* [Your instructions]: Pick out every line of the entries below where "green" occurs, and copy those lines.

* [Material to process]:
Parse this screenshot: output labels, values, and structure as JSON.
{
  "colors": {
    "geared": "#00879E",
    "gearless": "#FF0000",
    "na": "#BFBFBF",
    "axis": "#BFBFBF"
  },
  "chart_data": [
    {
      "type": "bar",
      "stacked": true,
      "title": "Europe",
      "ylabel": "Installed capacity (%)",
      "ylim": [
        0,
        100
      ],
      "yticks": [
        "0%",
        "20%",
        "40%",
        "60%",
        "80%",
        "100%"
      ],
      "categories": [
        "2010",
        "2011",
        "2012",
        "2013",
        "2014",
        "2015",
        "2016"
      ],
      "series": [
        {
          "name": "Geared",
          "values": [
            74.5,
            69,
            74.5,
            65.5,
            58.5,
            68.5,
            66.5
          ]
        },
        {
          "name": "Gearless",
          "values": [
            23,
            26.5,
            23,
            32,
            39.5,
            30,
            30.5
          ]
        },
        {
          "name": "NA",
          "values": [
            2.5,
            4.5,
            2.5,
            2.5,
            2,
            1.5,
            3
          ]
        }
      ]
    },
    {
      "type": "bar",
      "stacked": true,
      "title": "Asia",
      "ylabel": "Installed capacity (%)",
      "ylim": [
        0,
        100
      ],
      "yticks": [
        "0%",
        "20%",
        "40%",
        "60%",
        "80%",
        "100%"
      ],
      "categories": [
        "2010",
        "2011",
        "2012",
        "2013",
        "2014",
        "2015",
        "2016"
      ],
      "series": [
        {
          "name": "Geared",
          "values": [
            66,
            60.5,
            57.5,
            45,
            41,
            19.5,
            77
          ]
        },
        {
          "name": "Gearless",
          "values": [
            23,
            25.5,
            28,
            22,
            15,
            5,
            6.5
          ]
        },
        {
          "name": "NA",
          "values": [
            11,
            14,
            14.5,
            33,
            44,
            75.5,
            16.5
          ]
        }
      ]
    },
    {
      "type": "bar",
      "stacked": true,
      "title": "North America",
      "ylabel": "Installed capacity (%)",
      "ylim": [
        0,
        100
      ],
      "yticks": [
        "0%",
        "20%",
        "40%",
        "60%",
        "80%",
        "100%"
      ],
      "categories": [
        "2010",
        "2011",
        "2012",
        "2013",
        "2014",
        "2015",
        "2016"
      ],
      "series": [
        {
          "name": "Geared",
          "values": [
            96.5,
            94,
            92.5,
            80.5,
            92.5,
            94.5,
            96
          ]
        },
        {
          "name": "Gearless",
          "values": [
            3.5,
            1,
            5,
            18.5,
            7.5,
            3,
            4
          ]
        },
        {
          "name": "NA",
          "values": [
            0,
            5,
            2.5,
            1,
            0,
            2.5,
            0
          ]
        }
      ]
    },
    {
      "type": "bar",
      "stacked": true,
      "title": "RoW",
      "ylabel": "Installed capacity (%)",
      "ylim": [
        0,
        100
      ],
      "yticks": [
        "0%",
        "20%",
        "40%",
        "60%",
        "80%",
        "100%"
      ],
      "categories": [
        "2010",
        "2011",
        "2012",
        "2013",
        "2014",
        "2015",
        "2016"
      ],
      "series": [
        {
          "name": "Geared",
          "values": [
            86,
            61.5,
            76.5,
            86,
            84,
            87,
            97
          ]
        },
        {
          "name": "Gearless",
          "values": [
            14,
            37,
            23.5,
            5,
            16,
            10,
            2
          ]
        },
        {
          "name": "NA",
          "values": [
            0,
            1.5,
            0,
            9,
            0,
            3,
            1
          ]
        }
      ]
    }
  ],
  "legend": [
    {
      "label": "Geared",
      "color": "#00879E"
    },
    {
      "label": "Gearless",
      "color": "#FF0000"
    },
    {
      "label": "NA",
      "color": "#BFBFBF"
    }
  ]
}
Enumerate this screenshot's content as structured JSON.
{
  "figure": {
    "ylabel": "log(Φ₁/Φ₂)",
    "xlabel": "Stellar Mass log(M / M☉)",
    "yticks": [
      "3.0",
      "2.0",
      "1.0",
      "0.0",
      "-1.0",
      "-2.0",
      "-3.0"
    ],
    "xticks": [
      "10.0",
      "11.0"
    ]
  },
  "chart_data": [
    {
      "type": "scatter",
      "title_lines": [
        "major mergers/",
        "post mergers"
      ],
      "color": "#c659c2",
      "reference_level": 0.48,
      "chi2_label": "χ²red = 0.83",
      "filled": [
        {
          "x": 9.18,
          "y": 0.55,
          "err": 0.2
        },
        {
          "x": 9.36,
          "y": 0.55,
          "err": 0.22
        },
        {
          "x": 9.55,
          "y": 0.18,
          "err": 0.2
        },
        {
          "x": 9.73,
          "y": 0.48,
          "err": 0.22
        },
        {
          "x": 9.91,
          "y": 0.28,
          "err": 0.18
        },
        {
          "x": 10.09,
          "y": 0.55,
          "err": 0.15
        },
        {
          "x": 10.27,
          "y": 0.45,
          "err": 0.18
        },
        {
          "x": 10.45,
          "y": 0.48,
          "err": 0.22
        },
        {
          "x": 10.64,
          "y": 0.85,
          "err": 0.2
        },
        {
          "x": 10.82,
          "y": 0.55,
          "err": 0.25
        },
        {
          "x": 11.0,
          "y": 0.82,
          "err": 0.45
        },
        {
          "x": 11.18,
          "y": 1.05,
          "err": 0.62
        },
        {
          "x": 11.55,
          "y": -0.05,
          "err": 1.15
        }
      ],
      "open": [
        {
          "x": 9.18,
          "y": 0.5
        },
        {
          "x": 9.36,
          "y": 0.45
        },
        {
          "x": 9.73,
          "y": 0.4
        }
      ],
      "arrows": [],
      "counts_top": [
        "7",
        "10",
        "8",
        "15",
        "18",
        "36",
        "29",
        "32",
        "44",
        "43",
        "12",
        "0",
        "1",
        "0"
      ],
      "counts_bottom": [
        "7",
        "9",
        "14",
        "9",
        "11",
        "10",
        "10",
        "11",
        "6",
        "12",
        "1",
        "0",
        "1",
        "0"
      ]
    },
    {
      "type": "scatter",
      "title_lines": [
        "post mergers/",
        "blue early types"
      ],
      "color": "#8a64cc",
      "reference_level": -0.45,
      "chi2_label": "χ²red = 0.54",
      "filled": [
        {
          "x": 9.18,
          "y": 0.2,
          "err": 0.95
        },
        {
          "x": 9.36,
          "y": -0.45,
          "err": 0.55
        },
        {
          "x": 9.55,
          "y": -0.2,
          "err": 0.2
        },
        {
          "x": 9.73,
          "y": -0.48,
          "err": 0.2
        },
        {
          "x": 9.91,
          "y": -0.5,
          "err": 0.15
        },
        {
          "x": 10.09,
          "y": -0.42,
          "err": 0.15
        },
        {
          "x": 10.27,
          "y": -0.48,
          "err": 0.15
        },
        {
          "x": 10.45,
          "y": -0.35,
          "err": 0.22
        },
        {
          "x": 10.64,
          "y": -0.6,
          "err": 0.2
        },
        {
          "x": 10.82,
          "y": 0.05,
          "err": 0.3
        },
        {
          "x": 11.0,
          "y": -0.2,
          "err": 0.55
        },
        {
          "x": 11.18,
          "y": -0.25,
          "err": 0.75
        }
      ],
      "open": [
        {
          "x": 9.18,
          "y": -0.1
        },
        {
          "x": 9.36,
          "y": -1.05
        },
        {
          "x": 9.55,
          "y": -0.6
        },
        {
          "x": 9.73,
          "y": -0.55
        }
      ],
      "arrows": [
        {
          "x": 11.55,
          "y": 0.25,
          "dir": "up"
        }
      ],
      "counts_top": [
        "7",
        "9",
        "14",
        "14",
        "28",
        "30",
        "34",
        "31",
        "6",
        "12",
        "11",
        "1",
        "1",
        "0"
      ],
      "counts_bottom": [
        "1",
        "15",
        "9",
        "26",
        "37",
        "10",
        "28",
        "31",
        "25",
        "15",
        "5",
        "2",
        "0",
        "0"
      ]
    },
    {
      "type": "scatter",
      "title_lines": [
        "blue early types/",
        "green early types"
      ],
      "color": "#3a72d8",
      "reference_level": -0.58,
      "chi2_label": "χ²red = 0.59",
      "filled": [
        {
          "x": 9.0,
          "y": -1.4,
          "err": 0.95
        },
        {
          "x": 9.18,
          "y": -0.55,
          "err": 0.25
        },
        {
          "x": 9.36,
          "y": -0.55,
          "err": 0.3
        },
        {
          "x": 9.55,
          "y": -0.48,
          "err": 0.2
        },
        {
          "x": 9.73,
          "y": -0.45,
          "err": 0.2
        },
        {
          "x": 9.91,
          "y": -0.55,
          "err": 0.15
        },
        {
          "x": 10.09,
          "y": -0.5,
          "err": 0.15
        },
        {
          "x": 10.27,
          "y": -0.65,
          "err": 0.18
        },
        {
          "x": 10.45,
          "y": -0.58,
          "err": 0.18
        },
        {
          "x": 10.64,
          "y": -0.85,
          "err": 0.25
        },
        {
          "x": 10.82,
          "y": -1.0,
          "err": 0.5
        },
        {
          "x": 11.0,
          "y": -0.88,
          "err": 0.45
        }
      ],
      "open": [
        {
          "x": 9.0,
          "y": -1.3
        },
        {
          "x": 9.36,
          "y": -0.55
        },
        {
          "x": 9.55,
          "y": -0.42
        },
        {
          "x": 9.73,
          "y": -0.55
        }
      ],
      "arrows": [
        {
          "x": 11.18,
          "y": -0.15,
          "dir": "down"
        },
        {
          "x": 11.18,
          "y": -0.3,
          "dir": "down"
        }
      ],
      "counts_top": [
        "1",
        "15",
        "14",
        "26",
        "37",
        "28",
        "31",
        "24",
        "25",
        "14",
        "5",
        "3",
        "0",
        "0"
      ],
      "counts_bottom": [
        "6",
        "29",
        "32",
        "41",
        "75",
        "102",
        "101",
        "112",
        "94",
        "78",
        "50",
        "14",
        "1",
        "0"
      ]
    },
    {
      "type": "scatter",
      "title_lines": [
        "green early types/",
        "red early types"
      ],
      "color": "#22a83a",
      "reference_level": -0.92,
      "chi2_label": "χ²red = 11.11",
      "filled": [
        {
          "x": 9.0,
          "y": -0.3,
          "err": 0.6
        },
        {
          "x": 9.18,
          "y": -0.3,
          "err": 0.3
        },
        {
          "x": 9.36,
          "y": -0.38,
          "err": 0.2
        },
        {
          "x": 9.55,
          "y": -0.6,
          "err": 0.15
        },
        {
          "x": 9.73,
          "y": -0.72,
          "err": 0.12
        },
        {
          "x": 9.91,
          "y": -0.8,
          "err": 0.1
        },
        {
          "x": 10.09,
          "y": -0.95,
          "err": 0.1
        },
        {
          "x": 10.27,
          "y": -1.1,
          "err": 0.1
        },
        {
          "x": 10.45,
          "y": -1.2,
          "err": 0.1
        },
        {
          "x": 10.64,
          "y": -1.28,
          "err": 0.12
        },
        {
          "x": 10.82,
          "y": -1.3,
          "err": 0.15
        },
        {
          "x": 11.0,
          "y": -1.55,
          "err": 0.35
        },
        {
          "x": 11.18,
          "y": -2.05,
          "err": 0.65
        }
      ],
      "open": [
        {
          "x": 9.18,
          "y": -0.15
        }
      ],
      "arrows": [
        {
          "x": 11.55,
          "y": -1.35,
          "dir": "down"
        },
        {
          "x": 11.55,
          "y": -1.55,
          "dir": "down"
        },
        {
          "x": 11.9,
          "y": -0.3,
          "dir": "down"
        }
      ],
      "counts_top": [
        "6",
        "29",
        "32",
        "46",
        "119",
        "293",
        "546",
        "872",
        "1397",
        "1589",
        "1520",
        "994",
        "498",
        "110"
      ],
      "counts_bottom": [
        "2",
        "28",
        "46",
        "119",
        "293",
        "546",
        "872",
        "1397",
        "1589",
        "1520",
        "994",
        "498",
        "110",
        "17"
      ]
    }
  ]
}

* [Output of the task]:
        "green early types"
        "green early types/",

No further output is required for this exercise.